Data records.
+++++
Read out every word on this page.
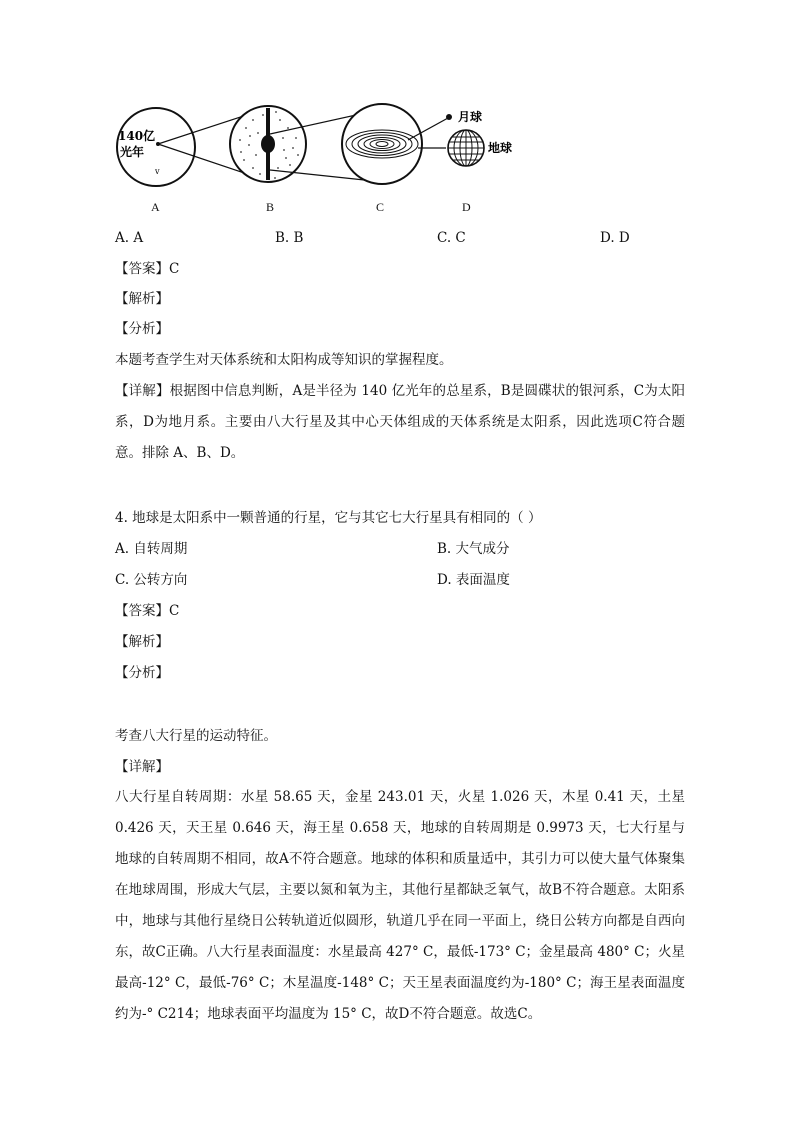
140亿
光年
v
月球
地球
A	B	C	D
A. A	B. B	C. C	D. D
【答案】C
【解析】
【分析】
本题考查学生对天体系统和太阳构成等知识的掌握程度。
【详解】根据图中信息判断，A是半径为 140 亿光年的总星系，B是圆碟状的银河系，C为太阳系，D为地月系。主要由八大行星及其中心天体组成的天体系统是太阳系，因此选项C符合题意。排除 A、B、D。
4. 地球是太阳系中一颗普通的行星，它与其它七大行星具有相同的（ ）
A. 自转周期	B. 大气成分
C. 公转方向	D. 表面温度
【答案】C
【解析】
【分析】
考查八大行星的运动特征。
【详解】
八大行星自转周期：水星 58.65 天，金星 243.01 天，火星 1.026 天，木星 0.41 天，土星 0.426 天，天王星 0.646 天，海王星 0.658 天，地球的自转周期是 0.9973 天，七大行星与地球的自转周期不相同，故A不符合题意。地球的体积和质量适中，其引力可以使大量气体聚集在地球周围，形成大气层，主要以氮和氧为主，其他行星都缺乏氧气，故B不符合题意。太阳系中，地球与其他行星绕日公转轨道近似圆形，轨道几乎在同一平面上，绕日公转方向都是自西向东，故C正确。八大行星表面温度：水星最高 427° C，最低-173° C；金星最高 480° C；火星最高-12° C，最低-76° C；木星温度-148° C；天王星表面温度约为-180° C；海王星表面温度约为-° C214；地球表面平均温度为 15° C，故D不符合题意。故选C。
+++++
EXERCISE DIRECTIONS. Excluding the pictures, restate the records above word for word.

FINAL RESULT.
Read out every word on this page.
140亿
光年
v
月球
地球
A	B	C	D
A. A	B. B	C. C	D. D
【答案】C
【解析】
【分析】
本题考查学生对天体系统和太阳构成等知识的掌握程度。
【详解】根据图中信息判断，A是半径为 140 亿光年的总星系，B是圆碟状的银河系，C为太阳系，D为地月系。主要由八大行星及其中心天体组成的天体系统是太阳系，因此选项C符合题意。排除 A、B、D。
4. 地球是太阳系中一颗普通的行星，它与其它七大行星具有相同的（ ）
A. 自转周期	B. 大气成分
C. 公转方向	D. 表面温度
【答案】C
【解析】
【分析】
考查八大行星的运动特征。
【详解】
八大行星自转周期：水星 58.65 天，金星 243.01 天，火星 1.026 天，木星 0.41 天，土星 0.426 天，天王星 0.646 天，海王星 0.658 天，地球的自转周期是 0.9973 天，七大行星与地球的自转周期不相同，故A不符合题意。地球的体积和质量适中，其引力可以使大量气体聚集在地球周围，形成大气层，主要以氮和氧为主，其他行星都缺乏氧气，故B不符合题意。太阳系中，地球与其他行星绕日公转轨道近似圆形，轨道几乎在同一平面上，绕日公转方向都是自西向东，故C正确。八大行星表面温度：水星最高 427° C，最低-173° C；金星最高 480° C；火星最高-12° C，最低-76° C；木星温度-148° C；天王星表面温度约为-180° C；海王星表面温度约为-° C214；地球表面平均温度为 15° C，故D不符合题意。故选C。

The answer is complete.